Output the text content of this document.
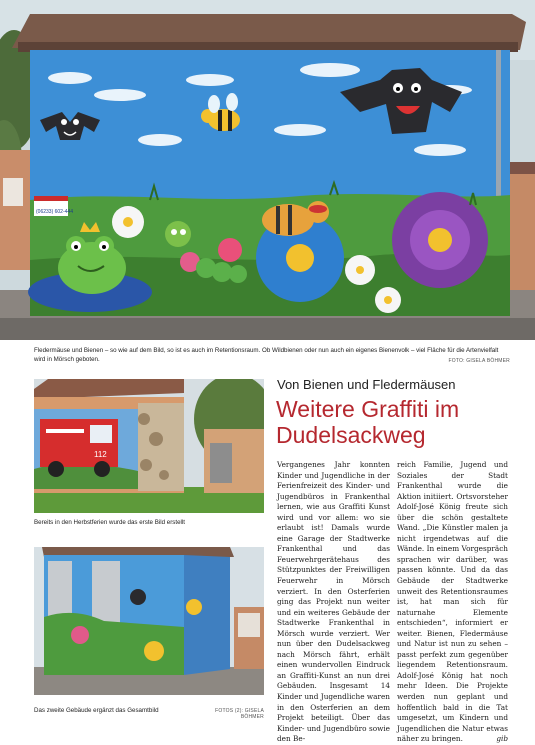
(06233) 602-444
Fledermäuse und Bienen – so wie auf dem Bild, so ist es auch im Retentionsraum. Ob Wildbienen oder nun auch ein eigenes Bienenvolk – viel Fläche für die Artenvielfalt wird in Mörsch geboten.	FOTO: GISELA BÖHMER
112
Bereits in den Herbstferien wurde das erste Bild erstellt
Das zweite Gebäude ergänzt das Gesamtbild	FOTOS (2): GISELA BÖHMER
Von Bienen und Fledermäusen
Weitere Graffiti im
Dudelsackweg

Vergangenes Jahr konnten Kinder und Jugendliche in der Ferienfreizeit des Kinder- und Jugendbüros in Frankenthal lernen, wie aus Graffiti Kunst wird und vor allem: wo sie erlaubt ist! Damals wurde eine Garage der Stadtwerke Frankenthal und das Feuerwehrgerätehaus des Stützpunktes der Freiwilligen Feuerwehr in Mörsch verziert. In den Osterferien ging das Projekt nun weiter und ein weiteres Gebäude der Stadtwerke Frankenthal in Mörsch wurde verziert. Wer nun über den Dudelsackweg nach Mörsch fährt, erhält einen wundervollen Eindruck an Graffiti-Kunst an nun drei Gebäuden. Insgesamt 14 Kinder und Jugendliche waren in den Osterferien an dem Projekt beteiligt. Über das Kinder- und Jugendbüro sowie den Be-

reich Familie, Jugend und Soziales der Stadt Frankenthal wurde die Aktion initiiert. Ortsvorsteher Adolf-José König freute sich über die schön gestaltete Wand. „Die Künstler malen ja nicht irgendetwas auf die Wände. In einem Vorgespräch sprachen wir darüber, was passen könnte. Und da das Gebäude der Stadtwerke unweit des Retentionsraumes ist, hat man sich für naturnahe Elemente entschieden“, informiert er weiter. Bienen, Fledermäuse und Natur ist nun zu sehen – passt perfekt zum gegenüber liegendem Retentionsraum. Adolf-José König hat noch mehr Ideen. Die Projekte werden nun geplant und hoffentlich bald in die Tat umgesetzt, um Kindern und Jugendlichen die Natur etwas näher zu bringen.	gib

####################

Task goal >>
Show every line of the records above that contains the word "GISELA".

Answer for this exercise >>
Fledermäuse und Bienen – so wie auf dem Bild, so ist es auch im Retentionsraum. Ob Wildbienen oder nun auch ein eigenes Bienenvolk – viel Fläche für die Artenvielfalt wird in Mörsch geboten.	FOTO: GISELA BÖHMER
Das zweite Gebäude ergänzt das Gesamtbild	FOTOS (2): GISELA BÖHMER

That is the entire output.